Files
atahango/belgeler/OAUTH_FRONTEND_USAGE.md
Beyhan Oğur bbbf76b184 first commit
2026-04-26 21:35:24 +03:00

1.6 KiB

OAuth Frontend Kullanimi (Google/GitHub)

Bu proje icin OAuth akisi backend uzerinden baslar ve callback sonunda frontend'e redirect edilir.

1) Frontend Login Baslatma

Kullanici butona tikladiginda tarayiciyi backend'e yonlendir:

const API_BASE = "http://localhost:8080";

// Google
window.location.href = `${API_BASE}/v1/auth/google`;

// GitHub
// window.location.href = `${API_BASE}/v1/auth/github`;

2) Backend Callback Davranisi

OAuth tamamlandiginda backend su URL'e redirect eder:

http://localhost:5173/auth/callback#access_token=...&refresh_token=...&provider=google

Bu davranis icin backend .env ayari:

OAUTH_REDIRECT_URL=http://localhost:5173/auth/callback

3) Frontend Callback Sayfasi

Frontend tarafinda /auth/callback sayfasinda URL hash'ten tokenlari al:

const params = new URLSearchParams(window.location.hash.replace("#", ""));
const accessToken = params.get("access_token");
const refreshToken = params.get("refresh_token");
const provider = params.get("provider");

if (accessToken && refreshToken) {
  localStorage.setItem("access_token", accessToken);
  localStorage.setItem("refresh_token", refreshToken);
  // istersen /v1/auth/me ile kullanici bilgisini cek
}

4) /v1/auth/me Kullanimi

Token alindiktan sonra kullanici bilgisi icin:

curl http://localhost:8080/v1/auth/me \
  -H "Authorization: Bearer YOUR_TOKEN"

Notlar

  • Callback endpoint'i frontend tarafindan fetch ile cagrilmaz.
  • Tokenlar URL hash ile geldigi icin query'den daha guvenlidir (server loglarina dusmez).
  • Isteklerde Authorization header olarak Bearer <token> kullanilir.

Belge yapısı tanıma verileri:
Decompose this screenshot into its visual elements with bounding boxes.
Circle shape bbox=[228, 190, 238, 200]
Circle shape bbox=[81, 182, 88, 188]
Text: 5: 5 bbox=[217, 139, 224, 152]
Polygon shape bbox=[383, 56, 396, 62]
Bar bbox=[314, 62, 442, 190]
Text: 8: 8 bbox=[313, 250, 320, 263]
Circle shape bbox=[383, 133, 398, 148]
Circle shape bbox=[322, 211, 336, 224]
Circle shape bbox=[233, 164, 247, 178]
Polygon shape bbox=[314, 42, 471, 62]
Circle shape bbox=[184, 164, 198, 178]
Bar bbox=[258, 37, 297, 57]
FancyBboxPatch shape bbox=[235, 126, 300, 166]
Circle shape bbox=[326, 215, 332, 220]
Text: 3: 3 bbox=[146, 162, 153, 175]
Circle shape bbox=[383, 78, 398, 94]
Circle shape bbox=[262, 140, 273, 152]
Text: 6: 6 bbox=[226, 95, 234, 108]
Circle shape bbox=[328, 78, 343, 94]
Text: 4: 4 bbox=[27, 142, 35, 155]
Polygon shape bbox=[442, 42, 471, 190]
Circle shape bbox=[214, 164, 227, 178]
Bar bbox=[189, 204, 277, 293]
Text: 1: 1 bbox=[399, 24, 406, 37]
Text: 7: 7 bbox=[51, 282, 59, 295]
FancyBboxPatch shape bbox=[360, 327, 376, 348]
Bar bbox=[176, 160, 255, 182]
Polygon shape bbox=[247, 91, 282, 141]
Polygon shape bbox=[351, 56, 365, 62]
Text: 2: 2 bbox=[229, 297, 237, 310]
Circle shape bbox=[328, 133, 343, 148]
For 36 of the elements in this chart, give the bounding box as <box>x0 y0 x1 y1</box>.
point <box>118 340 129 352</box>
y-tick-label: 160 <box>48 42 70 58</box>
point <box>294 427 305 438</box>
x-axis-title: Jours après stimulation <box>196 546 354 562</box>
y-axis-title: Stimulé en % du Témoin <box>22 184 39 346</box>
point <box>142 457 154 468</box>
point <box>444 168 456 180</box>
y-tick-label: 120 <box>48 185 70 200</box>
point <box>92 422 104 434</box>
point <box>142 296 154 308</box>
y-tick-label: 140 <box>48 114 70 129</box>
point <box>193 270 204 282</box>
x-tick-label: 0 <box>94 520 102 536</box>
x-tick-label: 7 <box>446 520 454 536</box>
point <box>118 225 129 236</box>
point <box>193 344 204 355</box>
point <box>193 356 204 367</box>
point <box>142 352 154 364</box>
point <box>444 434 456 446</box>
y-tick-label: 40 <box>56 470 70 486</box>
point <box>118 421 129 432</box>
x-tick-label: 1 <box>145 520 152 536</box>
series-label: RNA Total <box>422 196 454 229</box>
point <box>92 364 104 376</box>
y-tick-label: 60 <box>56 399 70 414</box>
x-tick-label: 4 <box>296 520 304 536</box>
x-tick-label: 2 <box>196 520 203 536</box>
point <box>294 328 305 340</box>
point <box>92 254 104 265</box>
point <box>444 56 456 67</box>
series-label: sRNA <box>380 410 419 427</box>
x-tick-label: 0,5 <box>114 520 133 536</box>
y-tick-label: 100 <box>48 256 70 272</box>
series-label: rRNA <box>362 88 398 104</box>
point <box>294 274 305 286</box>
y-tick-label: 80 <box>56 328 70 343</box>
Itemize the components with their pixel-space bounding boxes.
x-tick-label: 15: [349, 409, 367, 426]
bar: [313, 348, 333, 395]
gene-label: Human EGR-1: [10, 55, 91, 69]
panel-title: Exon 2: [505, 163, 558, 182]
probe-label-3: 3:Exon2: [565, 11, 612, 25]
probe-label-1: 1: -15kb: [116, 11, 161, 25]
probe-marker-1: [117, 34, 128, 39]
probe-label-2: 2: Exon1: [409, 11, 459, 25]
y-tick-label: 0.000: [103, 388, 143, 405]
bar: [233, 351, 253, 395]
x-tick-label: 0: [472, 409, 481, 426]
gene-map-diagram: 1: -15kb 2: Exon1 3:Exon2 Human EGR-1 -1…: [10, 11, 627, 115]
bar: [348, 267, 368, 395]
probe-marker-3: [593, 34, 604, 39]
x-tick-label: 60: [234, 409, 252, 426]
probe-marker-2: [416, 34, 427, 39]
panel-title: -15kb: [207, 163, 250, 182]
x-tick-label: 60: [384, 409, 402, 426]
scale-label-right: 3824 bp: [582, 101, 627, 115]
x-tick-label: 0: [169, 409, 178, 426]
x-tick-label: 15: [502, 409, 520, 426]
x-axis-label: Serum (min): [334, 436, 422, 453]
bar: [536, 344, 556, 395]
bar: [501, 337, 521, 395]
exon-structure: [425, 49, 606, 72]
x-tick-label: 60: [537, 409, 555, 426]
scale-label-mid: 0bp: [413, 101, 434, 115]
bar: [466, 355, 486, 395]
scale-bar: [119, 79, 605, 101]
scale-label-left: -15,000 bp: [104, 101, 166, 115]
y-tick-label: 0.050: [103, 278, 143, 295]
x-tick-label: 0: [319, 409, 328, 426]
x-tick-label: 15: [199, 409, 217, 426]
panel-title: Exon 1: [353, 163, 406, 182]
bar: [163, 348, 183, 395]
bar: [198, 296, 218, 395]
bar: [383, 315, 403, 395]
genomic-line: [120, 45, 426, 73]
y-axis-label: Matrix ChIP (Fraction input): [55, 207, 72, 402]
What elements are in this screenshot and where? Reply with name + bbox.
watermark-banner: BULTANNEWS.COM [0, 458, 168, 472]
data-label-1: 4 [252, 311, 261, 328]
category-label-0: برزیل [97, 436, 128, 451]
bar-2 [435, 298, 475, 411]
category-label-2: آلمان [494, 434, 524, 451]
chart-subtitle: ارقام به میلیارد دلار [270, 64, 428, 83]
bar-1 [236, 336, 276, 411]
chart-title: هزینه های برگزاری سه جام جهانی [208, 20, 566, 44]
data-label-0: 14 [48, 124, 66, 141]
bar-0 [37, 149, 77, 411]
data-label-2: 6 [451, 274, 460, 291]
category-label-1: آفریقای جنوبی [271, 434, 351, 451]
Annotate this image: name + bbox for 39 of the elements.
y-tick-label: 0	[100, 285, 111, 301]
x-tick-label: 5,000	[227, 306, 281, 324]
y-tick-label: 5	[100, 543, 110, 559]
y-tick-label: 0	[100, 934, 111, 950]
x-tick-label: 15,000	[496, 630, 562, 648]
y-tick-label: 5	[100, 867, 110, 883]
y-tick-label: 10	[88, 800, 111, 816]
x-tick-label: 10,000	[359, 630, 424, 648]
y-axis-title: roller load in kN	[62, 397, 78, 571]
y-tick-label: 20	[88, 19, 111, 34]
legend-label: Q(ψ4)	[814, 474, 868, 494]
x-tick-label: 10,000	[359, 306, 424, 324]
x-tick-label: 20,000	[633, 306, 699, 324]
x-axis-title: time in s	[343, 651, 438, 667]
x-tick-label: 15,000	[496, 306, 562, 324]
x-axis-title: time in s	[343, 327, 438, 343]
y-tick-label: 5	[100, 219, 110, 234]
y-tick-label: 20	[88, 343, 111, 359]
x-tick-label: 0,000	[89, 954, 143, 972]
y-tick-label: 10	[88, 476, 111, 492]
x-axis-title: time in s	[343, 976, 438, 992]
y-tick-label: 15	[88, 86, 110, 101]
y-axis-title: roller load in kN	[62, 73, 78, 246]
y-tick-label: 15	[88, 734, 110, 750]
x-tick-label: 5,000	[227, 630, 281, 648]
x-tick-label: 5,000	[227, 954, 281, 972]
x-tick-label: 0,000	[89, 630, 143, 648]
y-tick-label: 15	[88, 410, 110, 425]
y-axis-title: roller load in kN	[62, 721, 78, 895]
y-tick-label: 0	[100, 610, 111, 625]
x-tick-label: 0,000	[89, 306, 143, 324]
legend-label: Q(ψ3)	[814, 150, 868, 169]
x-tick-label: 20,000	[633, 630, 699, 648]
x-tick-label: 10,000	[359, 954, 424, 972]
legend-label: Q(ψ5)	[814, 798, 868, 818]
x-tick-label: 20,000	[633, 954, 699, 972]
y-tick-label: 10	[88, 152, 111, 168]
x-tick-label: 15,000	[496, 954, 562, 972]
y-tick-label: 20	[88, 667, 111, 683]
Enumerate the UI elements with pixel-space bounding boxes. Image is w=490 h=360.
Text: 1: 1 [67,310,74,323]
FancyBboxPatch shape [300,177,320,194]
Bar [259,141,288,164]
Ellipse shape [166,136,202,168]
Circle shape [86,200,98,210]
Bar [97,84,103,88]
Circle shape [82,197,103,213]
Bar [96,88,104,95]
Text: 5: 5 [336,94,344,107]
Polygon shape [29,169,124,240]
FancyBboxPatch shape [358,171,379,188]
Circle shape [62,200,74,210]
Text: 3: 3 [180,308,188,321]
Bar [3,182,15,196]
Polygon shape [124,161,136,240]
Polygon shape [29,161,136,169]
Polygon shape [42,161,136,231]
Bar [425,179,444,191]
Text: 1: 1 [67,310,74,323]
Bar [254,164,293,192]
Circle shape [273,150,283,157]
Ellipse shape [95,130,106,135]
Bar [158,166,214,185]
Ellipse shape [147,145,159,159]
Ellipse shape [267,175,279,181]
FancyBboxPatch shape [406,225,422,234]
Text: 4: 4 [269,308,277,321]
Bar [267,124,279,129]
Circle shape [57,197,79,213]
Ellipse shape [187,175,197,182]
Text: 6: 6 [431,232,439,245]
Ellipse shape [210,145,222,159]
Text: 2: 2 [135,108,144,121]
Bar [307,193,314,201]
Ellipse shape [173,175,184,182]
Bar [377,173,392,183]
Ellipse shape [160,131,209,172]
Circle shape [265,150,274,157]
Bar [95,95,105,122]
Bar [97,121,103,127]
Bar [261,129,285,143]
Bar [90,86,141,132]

### Alıştırma Gereksinimleri
Kaynak metne göre aşağıdaki soruları yanıtlayın:
(a) Backend .env dosyasında OAuth sonrası yönlendirme adresi hangi ayarla, hangi değere atanır?
(b) Frontend callback sayfasında alınan tokenlar nereye, hangi anahtar adlarıyla kaydedilir?
(c) Notlara göre tokenların URL hash ile gelmesi neden query'den daha güvenlidir?

### Görevin Sonucu
(a) OAUTH_REDIRECT_URL ayarıyla, http://localhost:5173/auth/callback değerine atanır.
(b) localStorage'a, "access_token" ve "refresh_token" anahtarlarıyla kaydedilir.
(c) Çünkü server loglarına düşmez.